- [TEXTE DU DOCUMENT]:

Cet année, le gouvernement québécois devra décider s'il approuve ou non un projet de rénovation de la seule centrale nucléaire du Québec, Gentilly-2.
Gentilly-2 atteindra la fin de sa vie utile en 2010. Mais Hydro-Québec veut dépenser 1,5 milliard de dollars pour rénover le réacteur et continuer à exploiter la centrale pendant des années encore.
Après cinquante ans d'essais et d'erreurs, les désavantages du nucléaire sont bien connus
aujourd'hui : c'est un mode de production d'électricité polluant, dangereux et très coûteux. Le Québec doit plutôt mettre l'accent sur l'efficacité énergétique et investir dans la production d'énergies renouvelables, plus propres, plus sécuritaires et plus économiques.
L'énergie nucléaire au Québec
Hydro-Québec ne parle pas beaucoup d'énergie nucléaire, et pour cause.
La première centrale nucléaire construite au Québec, Gentilly-1, est entrée en fonction en 1972. Sur une période de 5 ans, elle a fourni de l'électricité pendant moins de 200 jours... On a dû la fermer.
En 1973, Hydro-Québec annonçait la construction d'une seconde centrale, Gentilly-2. Quand elle est entrée en fonction en 1983, elle avait coûté quatre fois plus cher que prévu.

- [CONSIGNE]: Rédigez la suite du texte sur la centrale nucléaire Gentilly-2 en reprenant après sa dernière phrase.

- [DONNÉES FOURNIES]:
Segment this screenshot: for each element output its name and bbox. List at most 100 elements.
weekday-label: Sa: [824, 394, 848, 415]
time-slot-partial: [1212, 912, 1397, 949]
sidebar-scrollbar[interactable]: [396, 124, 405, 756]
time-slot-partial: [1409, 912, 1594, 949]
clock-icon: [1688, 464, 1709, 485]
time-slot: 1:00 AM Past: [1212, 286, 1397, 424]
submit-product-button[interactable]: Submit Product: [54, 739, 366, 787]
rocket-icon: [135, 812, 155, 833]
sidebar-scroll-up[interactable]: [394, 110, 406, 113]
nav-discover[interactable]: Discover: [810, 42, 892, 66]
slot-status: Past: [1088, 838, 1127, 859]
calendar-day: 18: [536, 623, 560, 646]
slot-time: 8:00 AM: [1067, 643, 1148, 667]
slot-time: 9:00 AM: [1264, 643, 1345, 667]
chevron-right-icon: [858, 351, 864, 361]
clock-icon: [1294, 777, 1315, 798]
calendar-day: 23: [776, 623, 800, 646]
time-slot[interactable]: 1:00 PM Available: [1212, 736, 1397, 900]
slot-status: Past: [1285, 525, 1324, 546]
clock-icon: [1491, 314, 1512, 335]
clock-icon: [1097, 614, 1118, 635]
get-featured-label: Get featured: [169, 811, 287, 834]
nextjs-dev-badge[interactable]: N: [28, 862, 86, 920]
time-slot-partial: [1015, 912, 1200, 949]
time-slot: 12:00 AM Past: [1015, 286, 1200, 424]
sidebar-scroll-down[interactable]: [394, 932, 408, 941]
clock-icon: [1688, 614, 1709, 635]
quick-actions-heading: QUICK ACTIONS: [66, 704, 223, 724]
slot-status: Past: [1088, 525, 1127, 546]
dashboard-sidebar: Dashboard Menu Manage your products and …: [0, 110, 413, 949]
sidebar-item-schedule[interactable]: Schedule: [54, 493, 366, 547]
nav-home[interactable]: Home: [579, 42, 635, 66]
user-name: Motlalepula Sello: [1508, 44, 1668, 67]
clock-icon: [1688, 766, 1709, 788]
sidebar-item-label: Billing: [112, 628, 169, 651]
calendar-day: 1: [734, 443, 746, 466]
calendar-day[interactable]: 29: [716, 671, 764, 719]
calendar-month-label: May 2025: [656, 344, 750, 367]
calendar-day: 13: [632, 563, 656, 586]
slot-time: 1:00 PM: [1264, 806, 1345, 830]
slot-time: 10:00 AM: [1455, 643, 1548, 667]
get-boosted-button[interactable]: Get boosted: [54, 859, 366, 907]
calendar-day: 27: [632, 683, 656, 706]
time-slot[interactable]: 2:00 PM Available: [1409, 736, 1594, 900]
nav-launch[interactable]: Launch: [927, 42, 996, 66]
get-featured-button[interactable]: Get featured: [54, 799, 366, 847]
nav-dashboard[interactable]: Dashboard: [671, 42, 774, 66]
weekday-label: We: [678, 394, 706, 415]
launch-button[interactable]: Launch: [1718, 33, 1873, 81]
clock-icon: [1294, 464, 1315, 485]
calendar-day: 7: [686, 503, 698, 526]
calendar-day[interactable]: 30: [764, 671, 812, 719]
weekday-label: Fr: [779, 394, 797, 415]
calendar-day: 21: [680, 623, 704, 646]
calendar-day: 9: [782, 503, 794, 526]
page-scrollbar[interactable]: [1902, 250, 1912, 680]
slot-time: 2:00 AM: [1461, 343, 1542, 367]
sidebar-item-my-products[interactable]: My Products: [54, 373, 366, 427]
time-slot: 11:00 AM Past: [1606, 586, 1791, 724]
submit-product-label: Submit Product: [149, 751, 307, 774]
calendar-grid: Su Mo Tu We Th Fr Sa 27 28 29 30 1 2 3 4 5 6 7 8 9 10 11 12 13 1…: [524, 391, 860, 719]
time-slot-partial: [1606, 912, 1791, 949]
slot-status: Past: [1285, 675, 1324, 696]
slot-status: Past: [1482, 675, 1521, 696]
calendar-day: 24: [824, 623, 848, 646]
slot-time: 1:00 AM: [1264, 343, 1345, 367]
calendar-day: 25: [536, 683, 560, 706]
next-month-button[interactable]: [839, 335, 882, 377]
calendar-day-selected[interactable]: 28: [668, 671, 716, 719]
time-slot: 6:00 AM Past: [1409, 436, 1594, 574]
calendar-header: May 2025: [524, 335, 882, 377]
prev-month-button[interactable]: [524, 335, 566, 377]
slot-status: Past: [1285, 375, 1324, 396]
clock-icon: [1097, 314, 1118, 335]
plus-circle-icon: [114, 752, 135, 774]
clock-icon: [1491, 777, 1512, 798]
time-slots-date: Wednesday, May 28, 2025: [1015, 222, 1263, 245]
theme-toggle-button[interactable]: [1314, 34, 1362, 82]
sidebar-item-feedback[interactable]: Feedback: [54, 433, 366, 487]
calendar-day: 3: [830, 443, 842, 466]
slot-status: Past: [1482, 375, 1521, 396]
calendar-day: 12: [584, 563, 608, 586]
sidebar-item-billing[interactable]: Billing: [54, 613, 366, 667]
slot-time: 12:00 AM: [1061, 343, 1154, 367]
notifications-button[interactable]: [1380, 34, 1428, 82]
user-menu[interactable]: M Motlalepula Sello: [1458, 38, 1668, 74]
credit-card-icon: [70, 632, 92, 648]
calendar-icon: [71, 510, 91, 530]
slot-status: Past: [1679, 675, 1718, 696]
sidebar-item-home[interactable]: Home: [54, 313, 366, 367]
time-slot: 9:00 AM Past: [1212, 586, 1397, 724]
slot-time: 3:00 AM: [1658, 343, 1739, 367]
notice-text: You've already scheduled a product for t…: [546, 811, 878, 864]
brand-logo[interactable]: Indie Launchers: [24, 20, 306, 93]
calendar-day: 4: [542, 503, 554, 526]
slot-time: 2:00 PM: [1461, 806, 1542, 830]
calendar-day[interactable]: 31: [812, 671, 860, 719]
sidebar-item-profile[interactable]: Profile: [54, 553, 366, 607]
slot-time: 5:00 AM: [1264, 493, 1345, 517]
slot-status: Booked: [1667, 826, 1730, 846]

- [RÉSULTAT OBTENU]:
En 1979, en réaction à la désapprobation populaire face à l'énergie nucléaire, le gouvernement Lévesque a imposé un moratoire sur la construction de nouveaux réacteurs au Québec. En 1989, le gouvernement Bourassa a adopté une politique interdisant le stockage permanent de déchets hautement radioactifs « sur son territoire ou à proximité immédiate de ce territoire ».
Et pendant la campagne électorale de 2003, le premier ministre Jean Charest a confirmé que « le Parti libéral s'est prononcé contre le développement du nucléaire ». À la lumière de ces positions politiques, il est clair qu'il faut fermer de façon définitive la centrale Gentilly-2 dès 2010.